Data shown:
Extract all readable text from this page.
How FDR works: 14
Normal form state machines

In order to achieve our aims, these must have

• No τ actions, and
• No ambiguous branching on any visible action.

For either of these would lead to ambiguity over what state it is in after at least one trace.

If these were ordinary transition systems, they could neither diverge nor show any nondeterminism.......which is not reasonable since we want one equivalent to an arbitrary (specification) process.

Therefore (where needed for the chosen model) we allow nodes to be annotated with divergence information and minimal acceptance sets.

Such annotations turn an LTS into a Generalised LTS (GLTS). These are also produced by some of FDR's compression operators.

Stated task: Your task is to repeat every entry exactly.

Exercise result:
Extract all readable text from this page.
How FDR works: 14
Normal form state machines

In order to achieve our aims, these must have

• No τ actions, and
• No ambiguous branching on any visible action.

For either of these would lead to ambiguity over what state it is in after at least one trace.

If these were ordinary transition systems, they could neither diverge nor show any nondeterminism.......which is not reasonable since we want one equivalent to an arbitrary (specification) process.

Therefore (where needed for the chosen model) we allow nodes to be annotated with divergence information and minimal acceptance sets.

Such annotations turn an LTS into a Generalised LTS (GLTS). These are also produced by some of FDR's compression operators.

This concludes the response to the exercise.